Pubblicato il 16 apr 2025

Stefano Epifani

Presidente della Fondazione per la Sostenibilità Digitale Autore del libro “Sostenibilità Digitale: perché la tecnologia non può fare a meno della trasformazione digitale”



Corporate Sustainability Due Diligence Directive (CS3D): le sfide della sostenibilità di filiera

La sostenibilità, nella sua accezione moderna, è un concetto che nasce da un’esigenza: quella di ripensare radicalmente i modelli di sviluppo, produzione e convivenza umana su scala globale. Tale esigenza, come noto, si affaccia con chiarezza a partire dalla seconda metà del Novecento e prende forma, nella sua declinazione sistemica, con la pubblicazione del Rapporto Brundtland, nel 1987.

Il documento, redatto dalla Commissione mondiale su ambiente e sviluppo delle Nazioni Unite, definisce lo sviluppo sostenibile come «lo sviluppo che soddisfa i bisogni del presente senza compromettere la possibilità delle future generazioni di soddisfare i propri».

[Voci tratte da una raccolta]

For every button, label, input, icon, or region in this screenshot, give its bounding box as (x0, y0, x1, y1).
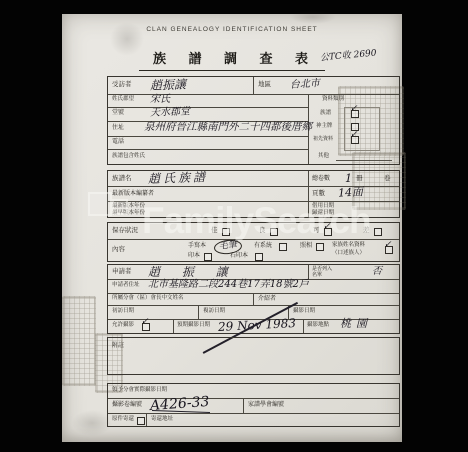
category-header: 資料類別 (322, 97, 344, 103)
pages-label: 頁數 (312, 191, 325, 198)
applicant-name-value: 趙 振 讓 (148, 266, 237, 278)
condition-state-label: 保存狀況 (112, 228, 138, 235)
systematic-checkbox (279, 243, 287, 251)
expected-date-value: 29 Nov 1983 (218, 317, 296, 333)
divider (173, 319, 174, 333)
address-label: 住址 (112, 125, 124, 131)
hall-label: 堂號 (112, 110, 124, 116)
condition-ok-label: 可 (313, 228, 320, 235)
divider (308, 171, 309, 217)
divider (108, 149, 308, 150)
condition-poor-label: 差 (363, 228, 370, 235)
english-header: CLAN GENEALOGY IDENTIFICATION SHEET (62, 27, 402, 34)
oral-record-label2: （口述族人） (332, 251, 365, 257)
applicant-address-label: 申請者住址 (112, 283, 140, 289)
return-address-label: 寄還地址 (151, 417, 173, 423)
divider (253, 77, 254, 94)
litho-label: 石印本 (230, 253, 248, 259)
notes-label: 附註 (112, 343, 124, 349)
divider (198, 305, 199, 319)
return-date-label: 歸還日期 (312, 211, 334, 217)
divider (253, 293, 254, 305)
oral-record-checkmark: ✓ (384, 241, 392, 250)
print-checkbox (204, 253, 212, 261)
systematic-label: 有系統 (254, 243, 272, 249)
condition-good-label: 佳 (211, 228, 218, 235)
category-ancestor-label: 祖先資料 (313, 137, 333, 142)
content-label: 內容 (112, 247, 125, 254)
applicant-address-value: 北市基隆路二段244巷17弄18號2戶 (148, 280, 309, 290)
address-value: 泉州府晉江縣南門外二十四都後厝鄉 (144, 122, 312, 133)
listed-label2: 名單 (312, 273, 322, 278)
condition-poor-checkbox (374, 228, 382, 236)
office-header-label: 領予分會實際攝影日期 (112, 388, 167, 394)
return-original-label: 原件寄還 (112, 417, 134, 423)
permit-checkmark: ✓ (141, 318, 149, 327)
region-label: 地區 (258, 82, 271, 89)
interviewee-value: 趙振讓 (150, 78, 186, 91)
print-label: 印本 (188, 253, 200, 259)
return-original-checkbox (137, 417, 145, 425)
photo-checkbox (316, 243, 324, 251)
applicant-table: 申請者 趙 振 讓 是否列入 名單 否 申請者住址 北市基隆路二段244巷17弄… (107, 264, 400, 334)
listed-value: 否 (372, 267, 382, 277)
divider (243, 398, 244, 413)
region-value: 台北市 (290, 79, 321, 91)
roll-number-label: 攝影卷編號 (112, 402, 142, 408)
first-visit-label: 初訪日期 (112, 309, 134, 315)
condition-table: 保存狀況 佳 良 可 ✓ 差 內容 手寫本 毛筆 有系統 照相 印本 石印本 家… (107, 222, 400, 262)
genealogy-table: 族譜名 趙氏族譜 總卷數 1 冊 卷 最新版本編纂者 頁數 14面 最新版本年份… (107, 170, 400, 218)
introducer-label: 介紹者 (258, 296, 276, 302)
seal-stamp-left-edge (62, 296, 96, 386)
location-value: 桃園 (340, 318, 372, 329)
watermark-logo-square-small (112, 199, 128, 215)
divider (108, 239, 399, 240)
surname-label: 姓氏郡望 (112, 97, 134, 103)
divider (308, 265, 309, 279)
condition-fine-checkbox (270, 228, 278, 236)
category-tablet-label: 神主牌 (316, 124, 333, 130)
category-other-line (336, 160, 392, 161)
society-number-label: 家譜學會編號 (248, 402, 284, 408)
litho-checkbox (255, 253, 263, 261)
surname-value: 宋氏 (150, 95, 170, 105)
photo-label: 照相 (300, 243, 312, 249)
pages-value: 14面 (338, 186, 364, 198)
borrow-date-label: 借用日期 (312, 204, 334, 210)
permit-label: 允許攝影 (112, 323, 134, 329)
compiler-label: 最新版本編纂者 (112, 191, 154, 197)
divider (303, 319, 304, 333)
location-label: 攝影地點 (307, 323, 329, 329)
volumes-unit-juan: 卷 (384, 176, 391, 183)
expected-date-label: 預期攝影日期 (177, 323, 210, 329)
paper-smudge (72, 410, 112, 436)
category-ancestor-checkmark: ✓ (350, 131, 358, 140)
volumes-label: 總卷數 (312, 176, 330, 182)
genealogy-title-value: 趙氏族譜 (148, 171, 208, 185)
category-genealogy-checkmark: ✓ (350, 105, 358, 114)
divider (108, 136, 308, 137)
category-genealogy-label: 族譜 (320, 111, 331, 117)
photo-date-label: 攝影日期 (293, 309, 315, 315)
interview-table: 受訪者 趙振讓 地區 台北市 姓氏郡望 宋氏 堂號 天水郡堂 住址 泉州府晉江縣… (107, 76, 400, 165)
category-other-label: 其他 (318, 154, 329, 160)
hall-value: 天水郡堂 (150, 107, 190, 118)
volumes-unit-ce: 冊 (356, 176, 363, 183)
office-table: 領予分會實際攝影日期 攝影卷編號 A426-33 家譜學會編號 原件寄還 寄還地… (107, 383, 400, 427)
condition-ok-checkmark: ✓ (323, 223, 331, 232)
second-visit-label: 複訪日期 (203, 309, 225, 315)
divider (108, 305, 399, 306)
watermark-logo-square (88, 192, 112, 216)
notes-box: 附註 (107, 337, 400, 375)
genealogy-title-label: 族譜名 (112, 176, 132, 183)
scanned-document-viewport: CLAN GENEALOGY IDENTIFICATION SHEET 族 譜 … (0, 0, 468, 452)
divider (108, 107, 308, 108)
applicant-name-label: 申請者 (112, 269, 132, 276)
condition-fine-label: 良 (259, 228, 266, 235)
interviewee-label: 受訪者 (112, 82, 132, 89)
handwritten-label: 手寫本 (188, 243, 206, 249)
genealogy-form-paper: CLAN GENEALOGY IDENTIFICATION SHEET 族 譜 … (62, 14, 402, 442)
divider (146, 413, 147, 426)
branch-president-label: 所屬分會（區）會長中文姓名 (112, 296, 184, 302)
chinese-title: 族 譜 調 查 表 (139, 48, 325, 71)
divider (108, 201, 399, 202)
volumes-value: 1 (345, 173, 352, 184)
phone-label: 電話 (112, 139, 124, 145)
oral-record-label: 家族姓名資料 (332, 243, 365, 249)
condition-good-checkbox (222, 228, 230, 236)
paper-smudge (290, 10, 336, 24)
included-surnames-label: 族譜包含姓氏 (112, 154, 145, 160)
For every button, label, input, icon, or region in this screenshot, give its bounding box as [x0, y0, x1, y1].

→ Consegna
Trascriva il brano sulla sostenibilità dalle parole «Stefano Epifani» fino alle parole «Brundtland, nel 1987.», entrambe incluse. Le voci provengono da una fonte diversa dal brano.

→ Risposta
Stefano Epifani

Presidente della Fondazione per la Sostenibilità Digitale Autore del libro “Sostenibilità Digitale: perché la tecnologia non può fare a meno della trasformazione digitale”



Corporate Sustainability Due Diligence Directive (CS3D): le sfide della sostenibilità di filiera

La sostenibilità, nella sua accezione moderna, è un concetto che nasce da un’esigenza: quella di ripensare radicalmente i modelli di sviluppo, produzione e convivenza umana su scala globale. Tale esigenza, come noto, si affaccia con chiarezza a partire dalla seconda metà del Novecento e prende forma, nella sua declinazione sistemica, con la pubblicazione del Rapporto Brundtland, nel 1987.